▸ TASK PROMPT: Return each line of the records with nothing changed, pictures excepted.

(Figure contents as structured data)
----
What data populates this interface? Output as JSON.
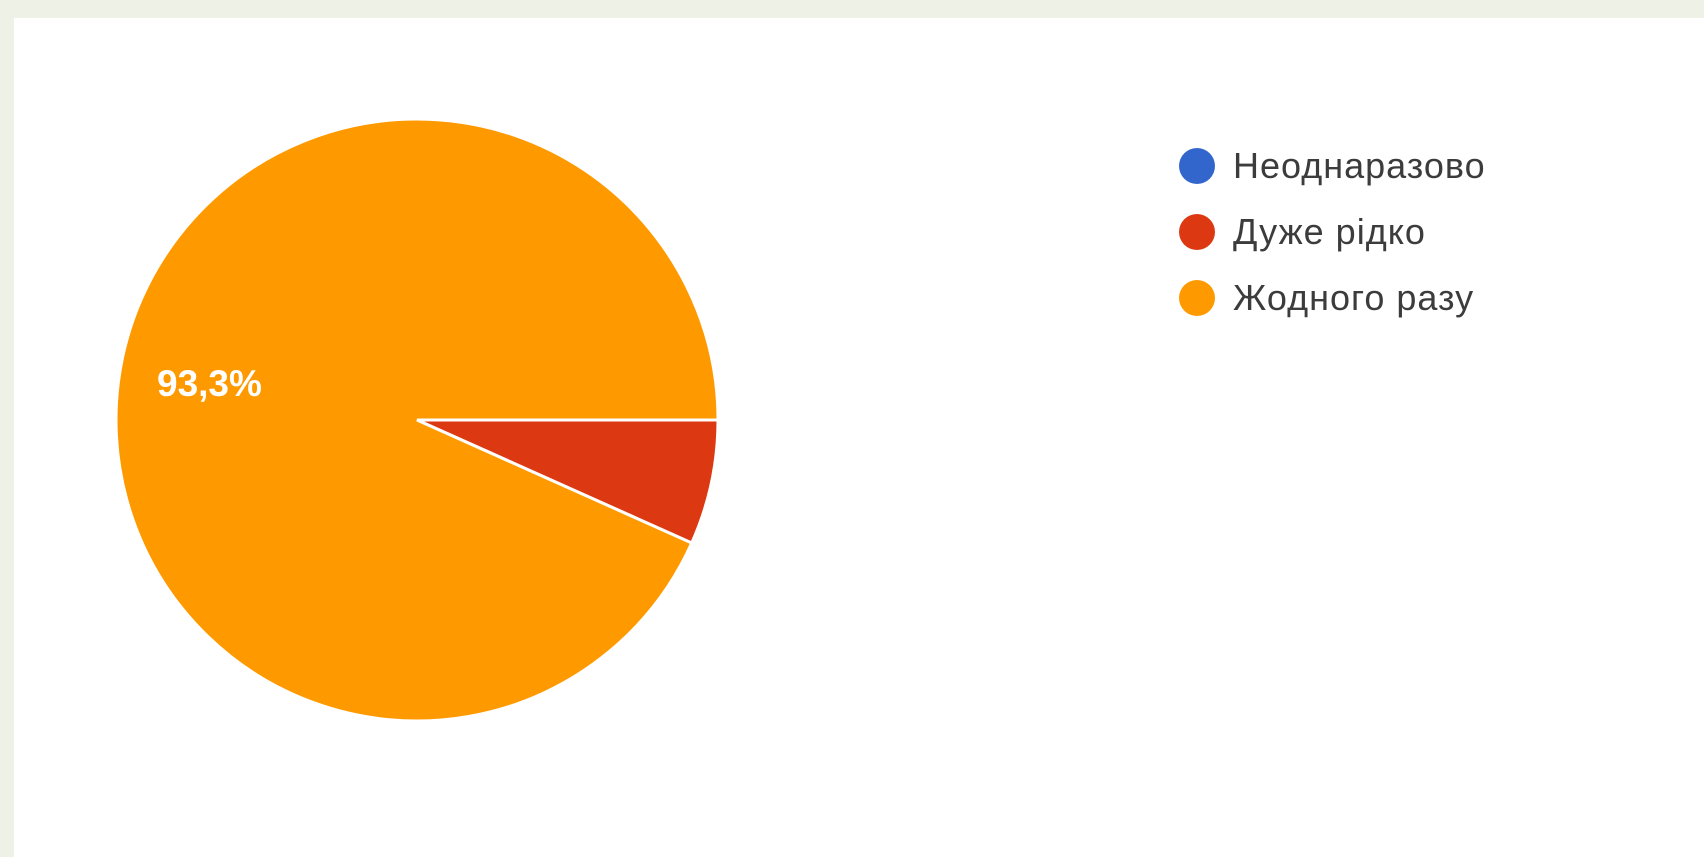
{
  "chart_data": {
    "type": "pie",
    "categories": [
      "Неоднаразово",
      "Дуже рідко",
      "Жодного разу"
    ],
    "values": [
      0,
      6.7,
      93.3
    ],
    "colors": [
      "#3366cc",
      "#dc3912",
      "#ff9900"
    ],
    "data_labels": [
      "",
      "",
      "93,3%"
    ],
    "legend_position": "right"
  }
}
----
▸ OUTPUT FOR THIS EXERCISE:
What data populates this interface? Output as JSON.
{
  "chart_data": {
    "type": "pie",
    "categories": [
      "Неоднаразово",
      "Дуже рідко",
      "Жодного разу"
    ],
    "values": [
      0,
      6.7,
      93.3
    ],
    "colors": [
      "#3366cc",
      "#dc3912",
      "#ff9900"
    ],
    "data_labels": [
      "",
      "",
      "93,3%"
    ],
    "legend_position": "right"
  }
}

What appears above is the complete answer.